YOUR INSTRUCTIONS:
Restate the material word for word and leave out anything that is a picture.

SUPPLIED MATERIAL:
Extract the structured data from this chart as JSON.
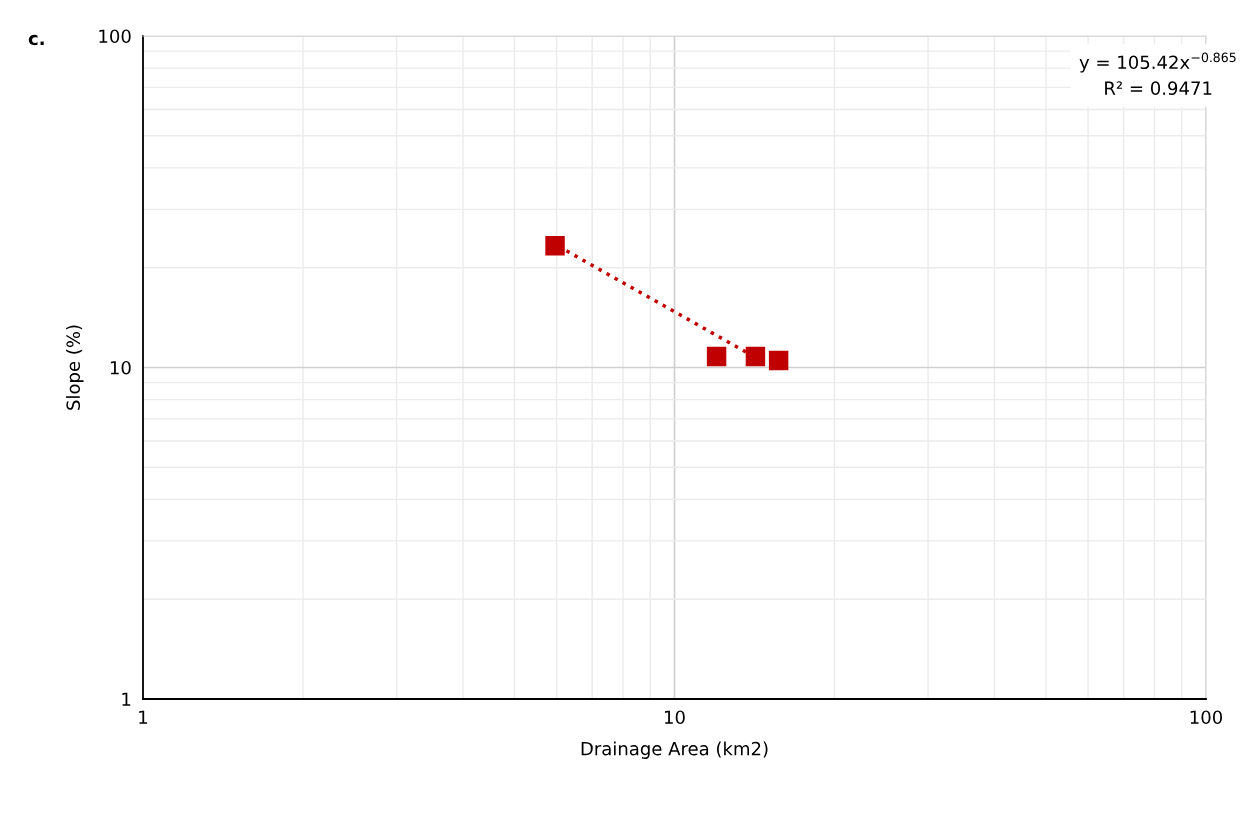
{
  "chart_data": {
    "type": "scatter",
    "xlabel": "Drainage Area (km2)",
    "ylabel": "Slope (%)",
    "annotations": [
      "c.",
      "y = 105.42x$^{−0.865}$\nR² = 0.9471"
    ],
    "log": "xy",
    "grid": true,
    "xlim": [
      1,
      100
    ],
    "xticks": [
      1,
      10,
      100
    ],
    "ylim": [
      1,
      100
    ],
    "yticks": [
      1,
      10,
      100
    ],
    "series": [
      {
        "color": "#c00000",
        "marker": "square",
        "x": [
          5.96,
          12.0,
          14.2,
          15.7
        ],
        "values": [
          23.3,
          10.8,
          10.8,
          10.5
        ]
      },
      {
        "type": "line",
        "color": "#c00000",
        "line_style": "dotted",
        "x": [
          6.05,
          13.96
        ],
        "values": [
          23.2,
          10.9
        ]
      }
    ]
  }
}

TASK RESPONSE:
Extract the structured data from this chart as JSON.
{
  "chart_data": {
    "type": "scatter",
    "xlabel": "Drainage Area (km2)",
    "ylabel": "Slope (%)",
    "annotations": [
      "c.",
      "y = 105.42x$^{−0.865}$\nR² = 0.9471"
    ],
    "log": "xy",
    "grid": true,
    "xlim": [
      1,
      100
    ],
    "xticks": [
      1,
      10,
      100
    ],
    "ylim": [
      1,
      100
    ],
    "yticks": [
      1,
      10,
      100
    ],
    "series": [
      {
        "color": "#c00000",
        "marker": "square",
        "x": [
          5.96,
          12.0,
          14.2,
          15.7
        ],
        "values": [
          23.3,
          10.8,
          10.8,
          10.5
        ]
      },
      {
        "type": "line",
        "color": "#c00000",
        "line_style": "dotted",
        "x": [
          6.05,
          13.96
        ],
        "values": [
          23.2,
          10.9
        ]
      }
    ]
  }
}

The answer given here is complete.